Maren Hassinger, Artist born

Maren Hassinger

*The birth of Maren Hassinger is celebrated on this date in 1947.  She is a Black artist and educator.  

Born Maren Louise Jenkins in Los Angeles, California, the daughter of Helen Mills Jenkins, a police officer and educator, and her late father, Carey Kenneth Jenkins, an architect. She showed a gift for art at an early age and was exposed to her mother's interest in flower arranging and her father's work at his drafting table. 

In 1965, she enrolled at Bennington College and graduated with a Bachelor of Arts in sculpture in 1969. She originally intended to study dance at Bennington, which she had practiced since she was five years old. Instead, she sought to incorporate aspects of dance into her sculptures.  During her years at Bennington College, it was an all women's college with mostly men serving as instructors, many of whom had New York gallery affiliations. Hassinger believed the institutional connections and affiliations of the instructors were distant from the experiences of many students, and she rejected the formal strategies that were being taught.  

Trained in dance, Hassinger transitioned to making sculpture and visual art in college.  In 1969, she moved to New York City to enroll in drafting courses and concurrently work as an art editor at a publishing company. As an editor, she managed the inclusion of African American images in textbooks, "...a position she has described as 'demeaning.'" Jenkins married writer Peter Hassinger and returned to Los Angeles with her husband in 1970.  She earned a Master of Fine Arts in fiber from UCLA in 1973.

Hassinger discovered the wire rope in a Los Angeles junkyard while in the graduate program. This became a signature medium for her.  During the 1980s, the League of Allied Arts sponsored the musical Ain't Misbehavin, honoring various Black artists. The League of Allied Arts is the longest-running Black women's arts nonprofit arts organization in the Los Angeles area.  The musical took place at the Aquarius Theatre in Hollywood, and Hassinger was among the several honored artists.  From 1984-1985, Hassinger worked at the Studio Museum in Harlem as an artist-in-residence.

Hassinger started her artistic experimentation in a Los Angeles junkyard in the early 1970s, where she came across bulks of industrial wire rope. She found that the material could be used sculpturally and as a fiber that could be manipulated to resemble plant life.  She uses sculpture, film, dance, performance art, and public art to explore the relationship between the natural world and industrial materials. She incorporates everyday materials in her art, like wire rope, plastic bags, branches, dirt, newspaper, garbage, leaves, and cardboard boxes.  Southern fiction writer Walker Percy continued to influence her childhood connection between the natural and the manufactured world with his work, Wreath.

» **Dataset extract**
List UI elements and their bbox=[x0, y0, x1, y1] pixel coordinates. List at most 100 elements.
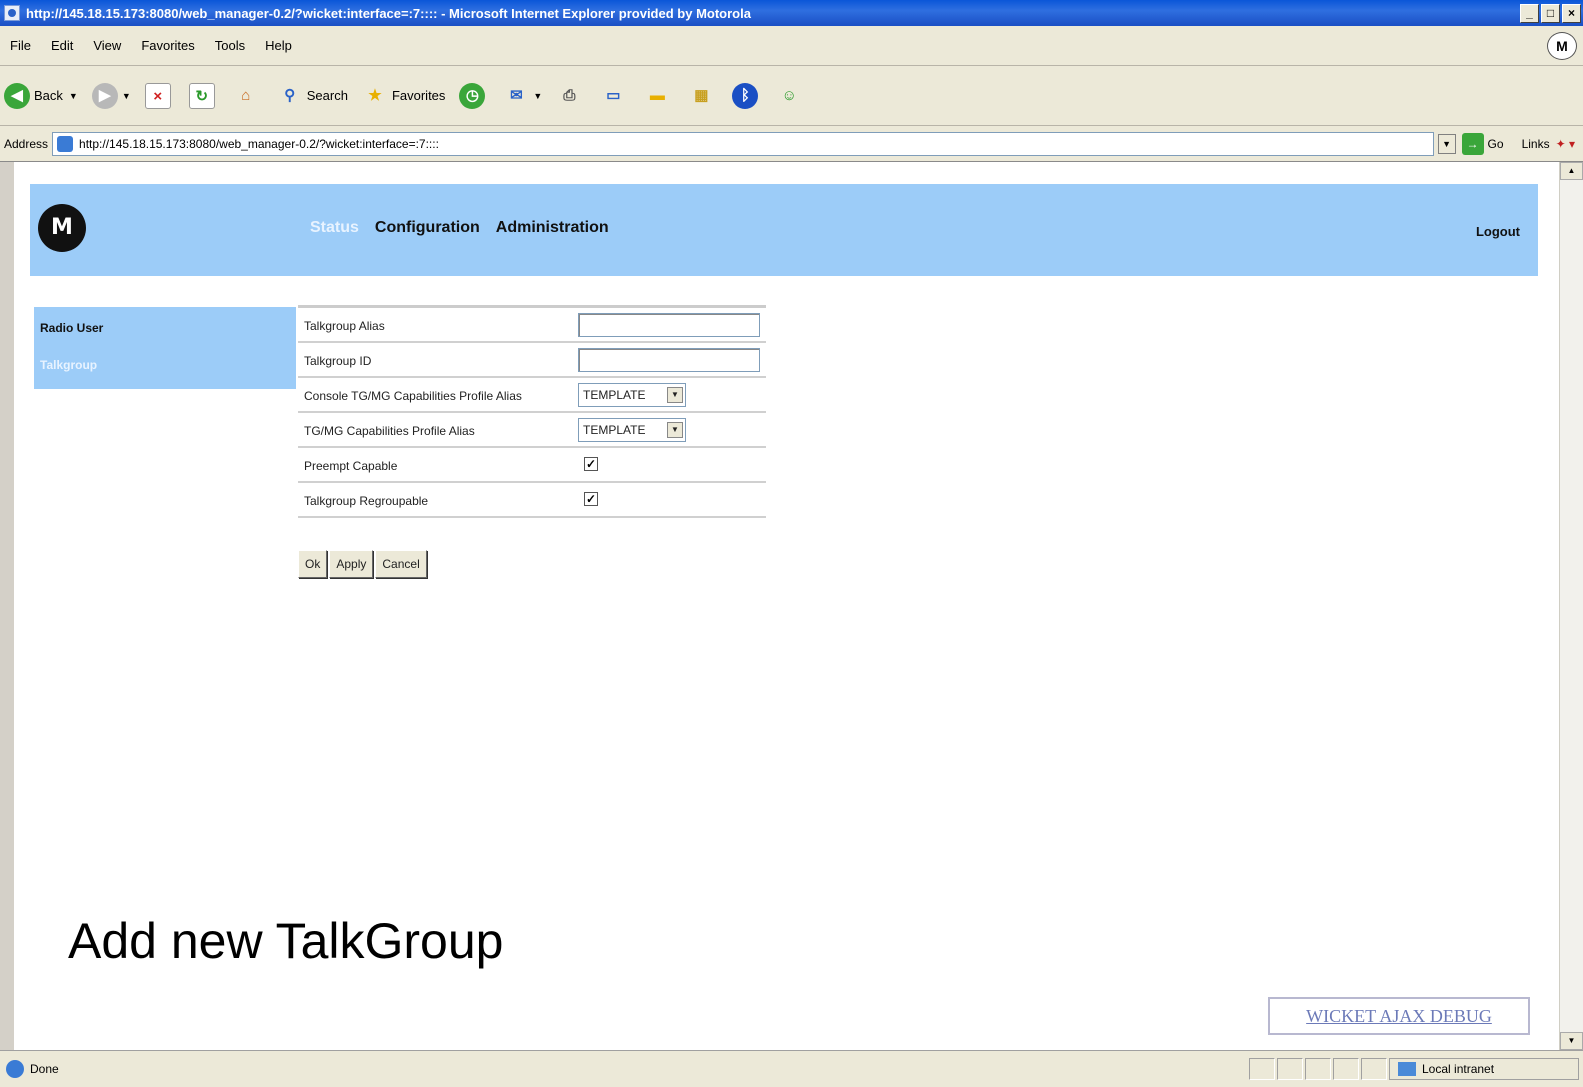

» **Written instruction**
Answer from the passage on Maren Hassinger:
(a) What degree did Hassinger earn at Bennington College, and in what year?
(b) Where did she discover wire rope?
(c) During which years was she artist-in-residence at the Studio Museum in Harlem?
The material comes from a separate source unrelated to the passage on Maren Hassinger.

» **Solution for this problem**
(a) A Bachelor of Arts in sculpture, in 1969.
(b) In a Los Angeles junkyard.
(c) 1984–1985.